▶ Input for this task:
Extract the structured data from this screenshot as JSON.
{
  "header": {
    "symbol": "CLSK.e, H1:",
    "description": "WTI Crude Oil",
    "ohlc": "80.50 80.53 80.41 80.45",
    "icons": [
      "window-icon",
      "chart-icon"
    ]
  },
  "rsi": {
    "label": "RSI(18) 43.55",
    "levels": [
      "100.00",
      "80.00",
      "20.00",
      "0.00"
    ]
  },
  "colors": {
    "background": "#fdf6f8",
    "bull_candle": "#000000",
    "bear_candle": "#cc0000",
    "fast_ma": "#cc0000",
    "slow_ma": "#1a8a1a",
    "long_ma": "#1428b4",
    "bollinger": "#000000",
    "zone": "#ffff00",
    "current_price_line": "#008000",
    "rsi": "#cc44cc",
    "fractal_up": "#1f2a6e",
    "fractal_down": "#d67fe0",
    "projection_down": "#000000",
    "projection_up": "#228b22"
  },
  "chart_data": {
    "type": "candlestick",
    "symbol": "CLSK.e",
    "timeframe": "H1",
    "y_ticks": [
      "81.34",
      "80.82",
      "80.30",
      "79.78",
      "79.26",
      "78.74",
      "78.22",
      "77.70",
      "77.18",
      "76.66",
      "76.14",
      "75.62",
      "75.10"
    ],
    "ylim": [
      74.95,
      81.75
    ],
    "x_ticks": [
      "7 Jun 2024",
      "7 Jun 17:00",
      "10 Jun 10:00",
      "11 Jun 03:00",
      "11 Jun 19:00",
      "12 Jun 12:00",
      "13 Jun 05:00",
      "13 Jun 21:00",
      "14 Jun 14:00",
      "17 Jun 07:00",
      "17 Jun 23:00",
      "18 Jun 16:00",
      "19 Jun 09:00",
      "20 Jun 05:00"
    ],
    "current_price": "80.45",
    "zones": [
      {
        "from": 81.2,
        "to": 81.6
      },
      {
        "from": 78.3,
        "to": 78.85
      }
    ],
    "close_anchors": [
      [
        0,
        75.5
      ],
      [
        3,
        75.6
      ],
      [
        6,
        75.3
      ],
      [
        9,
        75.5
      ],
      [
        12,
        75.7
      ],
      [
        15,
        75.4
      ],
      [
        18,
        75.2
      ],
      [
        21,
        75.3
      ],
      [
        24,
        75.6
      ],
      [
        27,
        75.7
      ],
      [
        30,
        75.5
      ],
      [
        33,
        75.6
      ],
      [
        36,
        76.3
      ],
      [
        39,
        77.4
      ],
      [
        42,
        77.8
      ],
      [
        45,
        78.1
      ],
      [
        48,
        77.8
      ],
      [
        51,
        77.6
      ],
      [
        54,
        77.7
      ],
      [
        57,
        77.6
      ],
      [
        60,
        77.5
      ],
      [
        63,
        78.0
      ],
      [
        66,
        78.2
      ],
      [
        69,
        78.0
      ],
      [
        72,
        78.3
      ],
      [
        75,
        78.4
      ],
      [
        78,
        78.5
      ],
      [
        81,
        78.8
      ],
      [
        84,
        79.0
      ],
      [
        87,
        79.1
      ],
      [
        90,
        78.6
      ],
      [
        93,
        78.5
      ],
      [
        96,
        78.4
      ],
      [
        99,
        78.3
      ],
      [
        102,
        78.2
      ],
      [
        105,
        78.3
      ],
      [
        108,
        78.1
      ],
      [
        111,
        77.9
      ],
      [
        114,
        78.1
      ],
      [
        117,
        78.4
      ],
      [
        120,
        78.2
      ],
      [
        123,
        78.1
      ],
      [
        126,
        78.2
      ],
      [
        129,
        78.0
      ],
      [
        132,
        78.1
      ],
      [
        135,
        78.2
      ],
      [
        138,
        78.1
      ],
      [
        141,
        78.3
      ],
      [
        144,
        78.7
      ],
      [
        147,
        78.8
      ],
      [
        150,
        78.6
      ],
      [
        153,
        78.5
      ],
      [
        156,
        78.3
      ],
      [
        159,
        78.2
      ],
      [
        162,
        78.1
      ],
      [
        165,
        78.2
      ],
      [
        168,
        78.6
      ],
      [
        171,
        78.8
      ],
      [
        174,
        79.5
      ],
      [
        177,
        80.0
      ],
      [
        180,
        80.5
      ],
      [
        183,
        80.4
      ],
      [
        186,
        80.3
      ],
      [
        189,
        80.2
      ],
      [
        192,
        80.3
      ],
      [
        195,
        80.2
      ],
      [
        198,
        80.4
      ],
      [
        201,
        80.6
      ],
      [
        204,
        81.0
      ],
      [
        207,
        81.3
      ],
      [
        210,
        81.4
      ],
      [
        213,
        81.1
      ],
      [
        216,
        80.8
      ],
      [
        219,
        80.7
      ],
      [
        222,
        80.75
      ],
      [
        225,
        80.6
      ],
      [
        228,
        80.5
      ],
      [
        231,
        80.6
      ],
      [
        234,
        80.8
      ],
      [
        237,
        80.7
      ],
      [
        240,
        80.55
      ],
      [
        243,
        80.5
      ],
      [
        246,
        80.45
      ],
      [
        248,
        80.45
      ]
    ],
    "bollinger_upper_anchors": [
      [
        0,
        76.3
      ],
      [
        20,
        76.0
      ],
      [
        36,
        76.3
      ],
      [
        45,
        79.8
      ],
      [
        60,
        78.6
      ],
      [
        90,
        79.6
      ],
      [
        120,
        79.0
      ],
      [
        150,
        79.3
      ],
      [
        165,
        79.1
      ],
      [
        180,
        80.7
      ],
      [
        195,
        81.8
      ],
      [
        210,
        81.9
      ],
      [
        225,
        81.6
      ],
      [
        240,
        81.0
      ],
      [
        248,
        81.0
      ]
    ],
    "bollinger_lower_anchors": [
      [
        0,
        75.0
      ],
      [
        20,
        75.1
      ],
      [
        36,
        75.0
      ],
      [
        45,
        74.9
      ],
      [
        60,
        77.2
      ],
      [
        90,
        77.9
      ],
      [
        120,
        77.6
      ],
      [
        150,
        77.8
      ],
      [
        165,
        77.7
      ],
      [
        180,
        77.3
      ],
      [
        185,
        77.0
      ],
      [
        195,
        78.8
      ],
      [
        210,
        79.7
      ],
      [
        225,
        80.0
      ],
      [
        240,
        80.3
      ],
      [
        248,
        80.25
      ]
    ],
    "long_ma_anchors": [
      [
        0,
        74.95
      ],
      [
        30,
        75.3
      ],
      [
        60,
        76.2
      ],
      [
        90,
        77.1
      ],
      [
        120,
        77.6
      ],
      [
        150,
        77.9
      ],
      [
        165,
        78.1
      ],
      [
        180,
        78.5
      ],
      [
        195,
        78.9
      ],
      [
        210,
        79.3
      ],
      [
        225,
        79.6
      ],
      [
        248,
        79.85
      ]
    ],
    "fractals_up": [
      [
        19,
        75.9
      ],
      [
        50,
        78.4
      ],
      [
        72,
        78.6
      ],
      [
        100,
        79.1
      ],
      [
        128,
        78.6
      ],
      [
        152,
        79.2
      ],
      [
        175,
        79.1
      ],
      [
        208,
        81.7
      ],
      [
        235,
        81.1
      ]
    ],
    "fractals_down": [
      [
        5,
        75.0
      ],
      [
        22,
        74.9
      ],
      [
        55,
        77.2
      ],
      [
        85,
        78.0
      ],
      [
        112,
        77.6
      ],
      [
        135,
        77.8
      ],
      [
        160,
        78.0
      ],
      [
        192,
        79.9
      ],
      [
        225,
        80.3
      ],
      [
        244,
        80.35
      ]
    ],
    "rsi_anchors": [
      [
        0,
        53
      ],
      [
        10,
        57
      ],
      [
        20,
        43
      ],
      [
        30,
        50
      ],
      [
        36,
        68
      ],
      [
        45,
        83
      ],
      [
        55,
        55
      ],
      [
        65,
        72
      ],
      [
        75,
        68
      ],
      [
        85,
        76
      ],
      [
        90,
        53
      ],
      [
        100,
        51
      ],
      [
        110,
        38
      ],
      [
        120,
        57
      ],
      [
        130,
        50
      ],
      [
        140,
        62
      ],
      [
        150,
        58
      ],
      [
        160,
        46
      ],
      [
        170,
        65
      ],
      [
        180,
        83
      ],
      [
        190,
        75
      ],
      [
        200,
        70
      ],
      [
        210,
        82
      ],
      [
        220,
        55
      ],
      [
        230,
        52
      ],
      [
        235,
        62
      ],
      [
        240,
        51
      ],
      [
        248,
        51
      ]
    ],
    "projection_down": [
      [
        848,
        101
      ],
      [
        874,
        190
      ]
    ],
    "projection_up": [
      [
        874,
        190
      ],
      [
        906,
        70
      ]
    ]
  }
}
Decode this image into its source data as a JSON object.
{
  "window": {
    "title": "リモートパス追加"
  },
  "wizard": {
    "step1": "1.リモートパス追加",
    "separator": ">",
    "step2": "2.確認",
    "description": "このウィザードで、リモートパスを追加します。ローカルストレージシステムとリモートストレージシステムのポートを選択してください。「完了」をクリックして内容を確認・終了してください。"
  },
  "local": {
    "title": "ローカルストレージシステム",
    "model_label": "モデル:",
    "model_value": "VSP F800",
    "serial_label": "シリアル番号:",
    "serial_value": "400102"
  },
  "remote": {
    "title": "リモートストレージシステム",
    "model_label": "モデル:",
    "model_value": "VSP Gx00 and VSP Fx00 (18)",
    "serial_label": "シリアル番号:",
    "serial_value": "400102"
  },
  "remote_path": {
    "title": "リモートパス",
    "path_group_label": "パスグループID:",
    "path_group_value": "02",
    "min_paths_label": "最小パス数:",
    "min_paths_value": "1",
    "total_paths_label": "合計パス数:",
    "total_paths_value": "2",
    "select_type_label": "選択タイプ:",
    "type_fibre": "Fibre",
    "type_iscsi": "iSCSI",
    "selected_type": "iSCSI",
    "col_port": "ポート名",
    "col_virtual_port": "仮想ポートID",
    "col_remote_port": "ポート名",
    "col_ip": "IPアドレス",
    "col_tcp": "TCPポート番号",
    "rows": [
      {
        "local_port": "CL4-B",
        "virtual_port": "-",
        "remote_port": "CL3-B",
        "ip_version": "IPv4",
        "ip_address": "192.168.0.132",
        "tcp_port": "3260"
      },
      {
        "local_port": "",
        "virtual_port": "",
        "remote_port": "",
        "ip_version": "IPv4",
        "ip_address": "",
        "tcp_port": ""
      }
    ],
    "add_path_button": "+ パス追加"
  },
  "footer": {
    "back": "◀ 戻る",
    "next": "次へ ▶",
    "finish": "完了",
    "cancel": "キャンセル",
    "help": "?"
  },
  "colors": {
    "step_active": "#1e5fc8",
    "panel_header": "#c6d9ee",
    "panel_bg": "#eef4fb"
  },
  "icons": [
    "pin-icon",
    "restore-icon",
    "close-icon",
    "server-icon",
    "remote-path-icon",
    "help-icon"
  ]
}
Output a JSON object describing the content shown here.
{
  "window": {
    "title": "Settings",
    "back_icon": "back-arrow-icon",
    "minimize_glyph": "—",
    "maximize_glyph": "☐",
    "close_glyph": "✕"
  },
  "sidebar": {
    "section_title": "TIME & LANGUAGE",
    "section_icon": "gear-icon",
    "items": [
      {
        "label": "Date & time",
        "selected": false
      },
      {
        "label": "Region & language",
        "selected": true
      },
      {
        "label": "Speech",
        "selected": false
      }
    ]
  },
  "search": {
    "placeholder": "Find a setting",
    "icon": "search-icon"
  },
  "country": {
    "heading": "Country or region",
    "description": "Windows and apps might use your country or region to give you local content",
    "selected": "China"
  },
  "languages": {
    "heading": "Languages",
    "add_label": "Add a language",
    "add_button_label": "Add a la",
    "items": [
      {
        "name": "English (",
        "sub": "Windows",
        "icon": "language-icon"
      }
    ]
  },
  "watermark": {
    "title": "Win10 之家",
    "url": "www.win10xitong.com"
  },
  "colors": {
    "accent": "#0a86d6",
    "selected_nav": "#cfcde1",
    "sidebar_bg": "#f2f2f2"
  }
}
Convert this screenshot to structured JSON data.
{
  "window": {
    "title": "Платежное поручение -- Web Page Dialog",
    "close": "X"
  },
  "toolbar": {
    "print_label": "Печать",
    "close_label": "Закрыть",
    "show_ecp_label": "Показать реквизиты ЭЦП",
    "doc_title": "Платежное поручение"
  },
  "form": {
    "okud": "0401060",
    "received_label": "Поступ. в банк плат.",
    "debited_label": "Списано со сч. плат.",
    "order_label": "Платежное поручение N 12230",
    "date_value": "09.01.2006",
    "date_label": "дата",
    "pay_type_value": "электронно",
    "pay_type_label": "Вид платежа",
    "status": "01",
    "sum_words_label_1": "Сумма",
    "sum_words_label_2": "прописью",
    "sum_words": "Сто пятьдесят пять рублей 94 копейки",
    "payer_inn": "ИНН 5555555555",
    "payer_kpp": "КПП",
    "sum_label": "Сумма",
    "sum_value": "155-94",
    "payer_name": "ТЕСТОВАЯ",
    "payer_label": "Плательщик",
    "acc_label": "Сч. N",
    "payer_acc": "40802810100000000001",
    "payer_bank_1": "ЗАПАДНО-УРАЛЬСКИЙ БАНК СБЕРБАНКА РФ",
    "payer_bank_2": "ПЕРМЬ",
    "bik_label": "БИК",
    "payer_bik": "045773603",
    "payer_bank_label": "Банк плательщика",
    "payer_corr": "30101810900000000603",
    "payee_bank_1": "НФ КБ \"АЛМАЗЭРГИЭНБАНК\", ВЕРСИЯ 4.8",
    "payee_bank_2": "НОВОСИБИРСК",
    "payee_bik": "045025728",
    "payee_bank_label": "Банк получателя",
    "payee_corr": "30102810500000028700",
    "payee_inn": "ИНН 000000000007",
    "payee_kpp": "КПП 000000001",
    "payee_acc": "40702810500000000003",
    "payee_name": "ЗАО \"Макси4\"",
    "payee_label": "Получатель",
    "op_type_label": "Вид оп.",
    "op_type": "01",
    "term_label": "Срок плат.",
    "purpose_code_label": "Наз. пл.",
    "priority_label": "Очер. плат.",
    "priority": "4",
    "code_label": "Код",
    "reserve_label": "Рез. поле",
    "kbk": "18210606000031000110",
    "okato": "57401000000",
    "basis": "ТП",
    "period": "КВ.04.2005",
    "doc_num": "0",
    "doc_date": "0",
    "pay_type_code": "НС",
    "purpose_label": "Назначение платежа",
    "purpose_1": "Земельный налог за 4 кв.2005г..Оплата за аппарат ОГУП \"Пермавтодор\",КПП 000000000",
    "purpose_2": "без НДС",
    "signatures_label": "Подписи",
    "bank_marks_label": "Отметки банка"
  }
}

▶ What is asked:
Count up every line above that has the word "Платежное" in it; answer with the number alone.

▶ Reply to the exercise:
3